%%

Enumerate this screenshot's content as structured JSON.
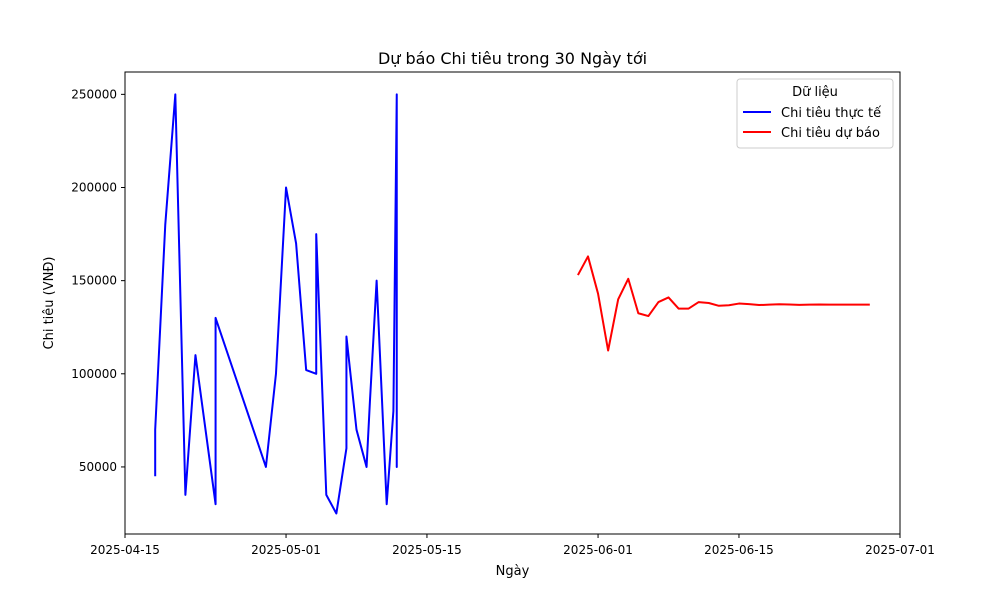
{
  "chart_data": {
    "type": "line",
    "title": "Dự báo Chi tiêu trong 30 Ngày tới",
    "xlabel": "Ngày",
    "ylabel": "Chi tiêu (VNĐ)",
    "ylim": [
      14000,
      262000
    ],
    "xlim": [
      "2025-04-15T00:00",
      "2025-07-01T00:00"
    ],
    "x_tick_labels": [
      "2025-04-15",
      "2025-05-01",
      "2025-05-15",
      "2025-06-01",
      "2025-06-15",
      "2025-07-01"
    ],
    "y_ticks": [
      50000,
      100000,
      150000,
      200000,
      250000
    ],
    "y_tick_labels": [
      "50000",
      "100000",
      "150000",
      "200000",
      "250000"
    ],
    "grid": false,
    "legend": {
      "title": "Dữ liệu",
      "placement": "top-right"
    },
    "series": [
      {
        "name": "Chi tiêu thực tế",
        "color": "#0000ff",
        "points": [
          {
            "x": "2025-04-18T00:00",
            "y": 45000
          },
          {
            "x": "2025-04-18T00:00",
            "y": 70000
          },
          {
            "x": "2025-04-19T00:00",
            "y": 180000
          },
          {
            "x": "2025-04-20T00:00",
            "y": 250000
          },
          {
            "x": "2025-04-21T00:00",
            "y": 35000
          },
          {
            "x": "2025-04-22T00:00",
            "y": 110000
          },
          {
            "x": "2025-04-24T00:00",
            "y": 30000
          },
          {
            "x": "2025-04-24T00:00",
            "y": 130000
          },
          {
            "x": "2025-04-29T00:00",
            "y": 50000
          },
          {
            "x": "2025-04-30T00:00",
            "y": 100000
          },
          {
            "x": "2025-05-01T00:00",
            "y": 200000
          },
          {
            "x": "2025-05-02T00:00",
            "y": 170000
          },
          {
            "x": "2025-05-03T00:00",
            "y": 102000
          },
          {
            "x": "2025-05-04T00:00",
            "y": 100000
          },
          {
            "x": "2025-05-04T00:00",
            "y": 175000
          },
          {
            "x": "2025-05-05T00:00",
            "y": 35000
          },
          {
            "x": "2025-05-06T00:00",
            "y": 25000
          },
          {
            "x": "2025-05-07T00:00",
            "y": 60000
          },
          {
            "x": "2025-05-07T00:00",
            "y": 120000
          },
          {
            "x": "2025-05-08T00:00",
            "y": 70000
          },
          {
            "x": "2025-05-09T00:00",
            "y": 50000
          },
          {
            "x": "2025-05-09T08:00",
            "y": 85000
          },
          {
            "x": "2025-05-10T00:00",
            "y": 150000
          },
          {
            "x": "2025-05-11T00:00",
            "y": 30000
          },
          {
            "x": "2025-05-11T16:00",
            "y": 80000
          },
          {
            "x": "2025-05-12T00:00",
            "y": 250000
          },
          {
            "x": "2025-05-12T00:00",
            "y": 50000
          },
          {
            "x": "2025-05-12T00:00",
            "y": 100000
          }
        ]
      },
      {
        "name": "Chi tiêu dự báo",
        "color": "#ff0000",
        "points": [
          {
            "x": "2025-05-30T00:00",
            "y": 153000
          },
          {
            "x": "2025-05-31T00:00",
            "y": 163000
          },
          {
            "x": "2025-06-01T00:00",
            "y": 143000
          },
          {
            "x": "2025-06-02T00:00",
            "y": 112500
          },
          {
            "x": "2025-06-03T00:00",
            "y": 140000
          },
          {
            "x": "2025-06-04T00:00",
            "y": 151000
          },
          {
            "x": "2025-06-05T00:00",
            "y": 132500
          },
          {
            "x": "2025-06-06T00:00",
            "y": 131000
          },
          {
            "x": "2025-06-07T00:00",
            "y": 138500
          },
          {
            "x": "2025-06-08T00:00",
            "y": 141000
          },
          {
            "x": "2025-06-09T00:00",
            "y": 135000
          },
          {
            "x": "2025-06-10T00:00",
            "y": 135000
          },
          {
            "x": "2025-06-11T00:00",
            "y": 138500
          },
          {
            "x": "2025-06-12T00:00",
            "y": 138000
          },
          {
            "x": "2025-06-13T00:00",
            "y": 136500
          },
          {
            "x": "2025-06-14T00:00",
            "y": 136800
          },
          {
            "x": "2025-06-15T00:00",
            "y": 137700
          },
          {
            "x": "2025-06-16T00:00",
            "y": 137400
          },
          {
            "x": "2025-06-17T00:00",
            "y": 136900
          },
          {
            "x": "2025-06-18T00:00",
            "y": 137100
          },
          {
            "x": "2025-06-19T00:00",
            "y": 137300
          },
          {
            "x": "2025-06-20T00:00",
            "y": 137200
          },
          {
            "x": "2025-06-21T00:00",
            "y": 137000
          },
          {
            "x": "2025-06-22T00:00",
            "y": 137100
          },
          {
            "x": "2025-06-23T00:00",
            "y": 137200
          },
          {
            "x": "2025-06-24T00:00",
            "y": 137150
          },
          {
            "x": "2025-06-25T00:00",
            "y": 137100
          },
          {
            "x": "2025-06-26T00:00",
            "y": 137100
          },
          {
            "x": "2025-06-27T00:00",
            "y": 137150
          },
          {
            "x": "2025-06-28T00:00",
            "y": 137150
          }
        ]
      }
    ]
  }
}
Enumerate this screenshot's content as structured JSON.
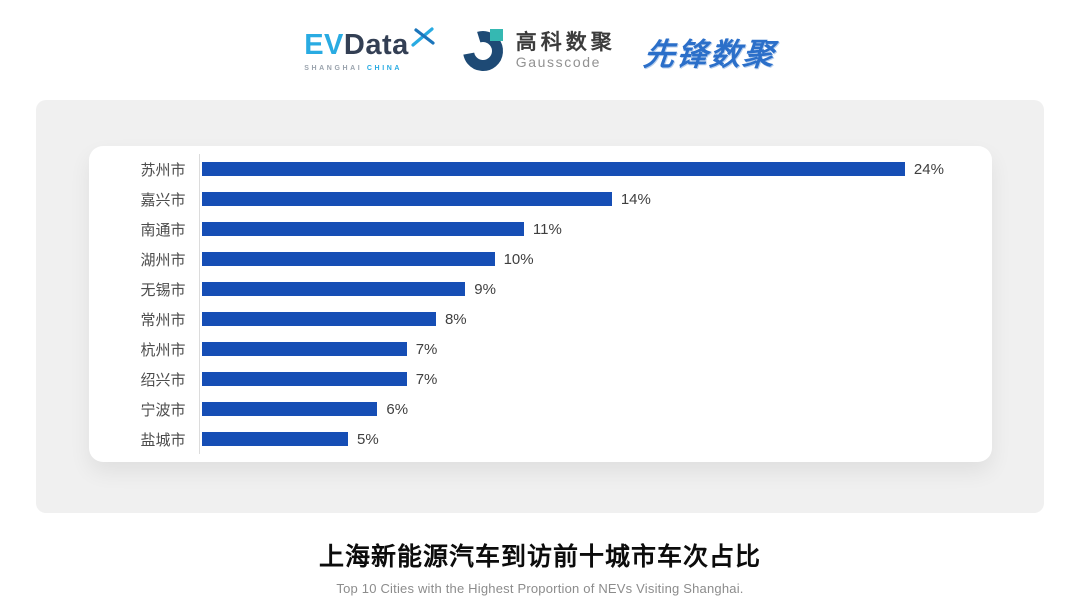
{
  "colors": {
    "evdata_cyan": "#29ABE2",
    "evdata_navy": "#333F54",
    "gausscode_navy": "#1E4A75",
    "gausscode_teal": "#35B8B2",
    "xianfeng_blue": "#2B6FC9",
    "bar_blue": "#164EB5",
    "panel_gray": "#F0F0F0"
  },
  "header": {
    "evdata": {
      "ev": "EV",
      "data": "Data",
      "sub_left": "SHANGHAI",
      "sub_right": "CHINA"
    },
    "gausscode": {
      "cn": "高科数聚",
      "en": "Gausscode"
    },
    "xianfeng": {
      "text": "先锋数聚"
    }
  },
  "chart_data": {
    "type": "bar",
    "orientation": "horizontal",
    "categories": [
      "苏州市",
      "嘉兴市",
      "南通市",
      "湖州市",
      "无锡市",
      "常州市",
      "杭州市",
      "绍兴市",
      "宁波市",
      "盐城市"
    ],
    "values": [
      24,
      14,
      11,
      10,
      9,
      8,
      7,
      7,
      6,
      5
    ],
    "value_labels": [
      "24%",
      "14%",
      "11%",
      "10%",
      "9%",
      "8%",
      "7%",
      "7%",
      "6%",
      "5%"
    ],
    "unit": "%",
    "xlim": [
      0,
      25
    ],
    "grid": false,
    "legend": false,
    "bar_color": "#164EB5",
    "title": "上海新能源汽车到访前十城市车次占比",
    "subtitle": "Top 10 Cities with the Highest Proportion of  NEVs Visiting Shanghai."
  }
}
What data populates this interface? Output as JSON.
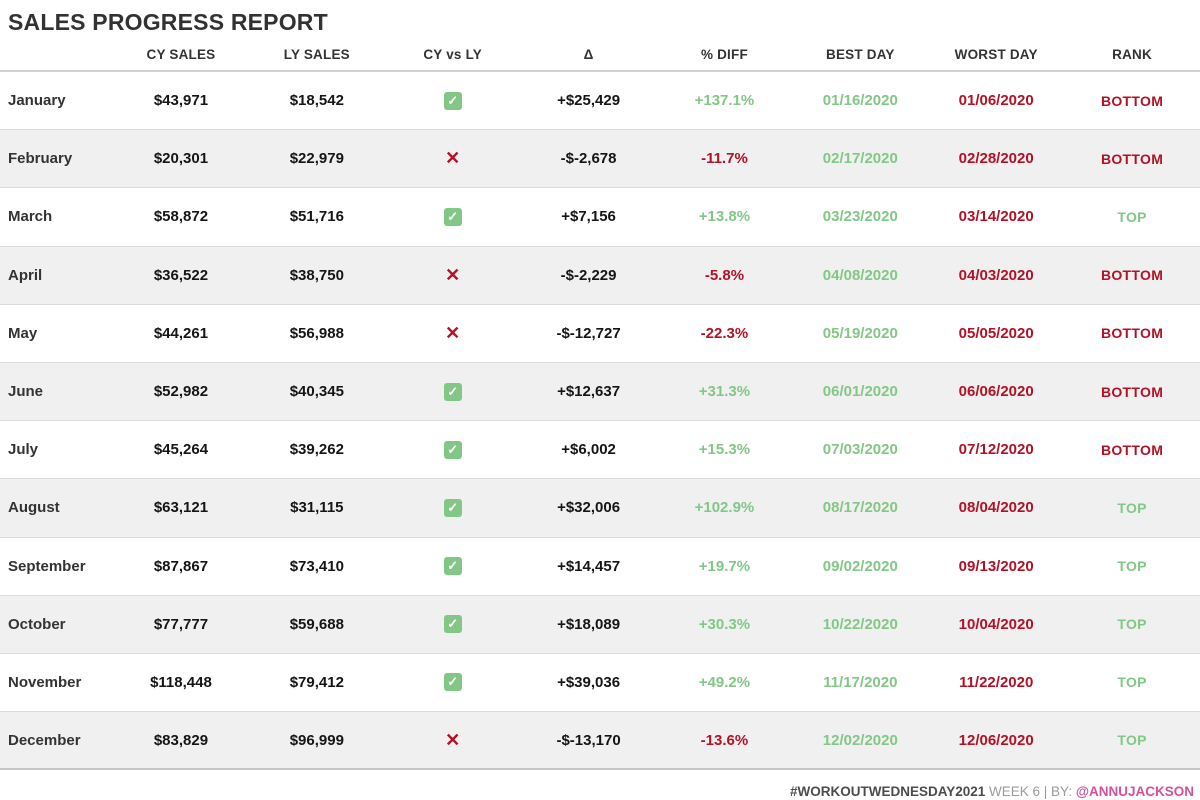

%%

- [Your goal]
Every record above should be transcribed exactly; the pictures stay out of the copy.

- [Solution to the problem]
Enumerate this screenshot's content as structured JSON.
{
  "chart_data": {
    "type": "line",
    "title": "Dự báo Chi tiêu trong 30 Ngày tới",
    "xlabel": "Ngày",
    "ylabel": "Chi tiêu (VNĐ)",
    "ylim": [
      14000,
      262000
    ],
    "xlim": [
      "2025-04-15T00:00",
      "2025-07-01T00:00"
    ],
    "x_tick_labels": [
      "2025-04-15",
      "2025-05-01",
      "2025-05-15",
      "2025-06-01",
      "2025-06-15",
      "2025-07-01"
    ],
    "y_ticks": [
      50000,
      100000,
      150000,
      200000,
      250000
    ],
    "y_tick_labels": [
      "50000",
      "100000",
      "150000",
      "200000",
      "250000"
    ],
    "grid": false,
    "legend": {
      "title": "Dữ liệu",
      "placement": "top-right"
    },
    "series": [
      {
        "name": "Chi tiêu thực tế",
        "color": "#0000ff",
        "points": [
          {
            "x": "2025-04-18T00:00",
            "y": 45000
          },
          {
            "x": "2025-04-18T00:00",
            "y": 70000
          },
          {
            "x": "2025-04-19T00:00",
            "y": 180000
          },
          {
            "x": "2025-04-20T00:00",
            "y": 250000
          },
          {
            "x": "2025-04-21T00:00",
            "y": 35000
          },
          {
            "x": "2025-04-22T00:00",
            "y": 110000
          },
          {
            "x": "2025-04-24T00:00",
            "y": 30000
          },
          {
            "x": "2025-04-24T00:00",
            "y": 130000
          },
          {
            "x": "2025-04-29T00:00",
            "y": 50000
          },
          {
            "x": "2025-04-30T00:00",
            "y": 100000
          },
          {
            "x": "2025-05-01T00:00",
            "y": 200000
          },
          {
            "x": "2025-05-02T00:00",
            "y": 170000
          },
          {
            "x": "2025-05-03T00:00",
            "y": 102000
          },
          {
            "x": "2025-05-04T00:00",
            "y": 100000
          },
          {
            "x": "2025-05-04T00:00",
            "y": 175000
          },
          {
            "x": "2025-05-05T00:00",
            "y": 35000
          },
          {
            "x": "2025-05-06T00:00",
            "y": 25000
          },
          {
            "x": "2025-05-07T00:00",
            "y": 60000
          },
          {
            "x": "2025-05-07T00:00",
            "y": 120000
          },
          {
            "x": "2025-05-08T00:00",
            "y": 70000
          },
          {
            "x": "2025-05-09T00:00",
            "y": 50000
          },
          {
            "x": "2025-05-09T08:00",
            "y": 85000
          },
          {
            "x": "2025-05-10T00:00",
            "y": 150000
          },
          {
            "x": "2025-05-11T00:00",
            "y": 30000
          },
          {
            "x": "2025-05-11T16:00",
            "y": 80000
          },
          {
            "x": "2025-05-12T00:00",
            "y": 250000
          },
          {
            "x": "2025-05-12T00:00",
            "y": 50000
          },
          {
            "x": "2025-05-12T00:00",
            "y": 100000
          }
        ]
      },
      {
        "name": "Chi tiêu dự báo",
        "color": "#ff0000",
        "points": [
          {
            "x": "2025-05-30T00:00",
            "y": 153000
          },
          {
            "x": "2025-05-31T00:00",
            "y": 163000
          },
          {
            "x": "2025-06-01T00:00",
            "y": 143000
          },
          {
            "x": "2025-06-02T00:00",
            "y": 112500
          },
          {
            "x": "2025-06-03T00:00",
            "y": 140000
          },
          {
            "x": "2025-06-04T00:00",
            "y": 151000
          },
          {
            "x": "2025-06-05T00:00",
            "y": 132500
          },
          {
            "x": "2025-06-06T00:00",
            "y": 131000
          },
          {
            "x": "2025-06-07T00:00",
            "y": 138500
          },
          {
            "x": "2025-06-08T00:00",
            "y": 141000
          },
          {
            "x": "2025-06-09T00:00",
            "y": 135000
          },
          {
            "x": "2025-06-10T00:00",
            "y": 135000
          },
          {
            "x": "2025-06-11T00:00",
            "y": 138500
          },
          {
            "x": "2025-06-12T00:00",
            "y": 138000
          },
          {
            "x": "2025-06-13T00:00",
            "y": 136500
          },
          {
            "x": "2025-06-14T00:00",
            "y": 136800
          },
          {
            "x": "2025-06-15T00:00",
            "y": 137700
          },
          {
            "x": "2025-06-16T00:00",
            "y": 137400
          },
          {
            "x": "2025-06-17T00:00",
            "y": 136900
          },
          {
            "x": "2025-06-18T00:00",
            "y": 137100
          },
          {
            "x": "2025-06-19T00:00",
            "y": 137300
          },
          {
            "x": "2025-06-20T00:00",
            "y": 137200
          },
          {
            "x": "2025-06-21T00:00",
            "y": 137000
          },
          {
            "x": "2025-06-22T00:00",
            "y": 137100
          },
          {
            "x": "2025-06-23T00:00",
            "y": 137200
          },
          {
            "x": "2025-06-24T00:00",
            "y": 137150
          },
          {
            "x": "2025-06-25T00:00",
            "y": 137100
          },
          {
            "x": "2025-06-26T00:00",
            "y": 137100
          },
          {
            "x": "2025-06-27T00:00",
            "y": 137150
          },
          {
            "x": "2025-06-28T00:00",
            "y": 137150
          }
        ]
      }
    ]
  }
}
Enumerate this screenshot's content as structured JSON.
{
  "colors": {
    "evdata_cyan": "#29ABE2",
    "evdata_navy": "#333F54",
    "gausscode_navy": "#1E4A75",
    "gausscode_teal": "#35B8B2",
    "xianfeng_blue": "#2B6FC9",
    "bar_blue": "#164EB5",
    "panel_gray": "#F0F0F0"
  },
  "header": {
    "evdata": {
      "ev": "EV",
      "data": "Data",
      "sub_left": "SHANGHAI",
      "sub_right": "CHINA"
    },
    "gausscode": {
      "cn": "高科数聚",
      "en": "Gausscode"
    },
    "xianfeng": {
      "text": "先锋数聚"
    }
  },
  "chart_data": {
    "type": "bar",
    "orientation": "horizontal",
    "categories": [
      "苏州市",
      "嘉兴市",
      "南通市",
      "湖州市",
      "无锡市",
      "常州市",
      "杭州市",
      "绍兴市",
      "宁波市",
      "盐城市"
    ],
    "values": [
      24,
      14,
      11,
      10,
      9,
      8,
      7,
      7,
      6,
      5
    ],
    "value_labels": [
      "24%",
      "14%",
      "11%",
      "10%",
      "9%",
      "8%",
      "7%",
      "7%",
      "6%",
      "5%"
    ],
    "unit": "%",
    "xlim": [
      0,
      25
    ],
    "grid": false,
    "legend": false,
    "bar_color": "#164EB5",
    "title": "上海新能源汽车到访前十城市车次占比",
    "subtitle": "Top 10 Cities with the Highest Proportion of  NEVs Visiting Shanghai."
  }
}
What data populates this interface? Output as JSON.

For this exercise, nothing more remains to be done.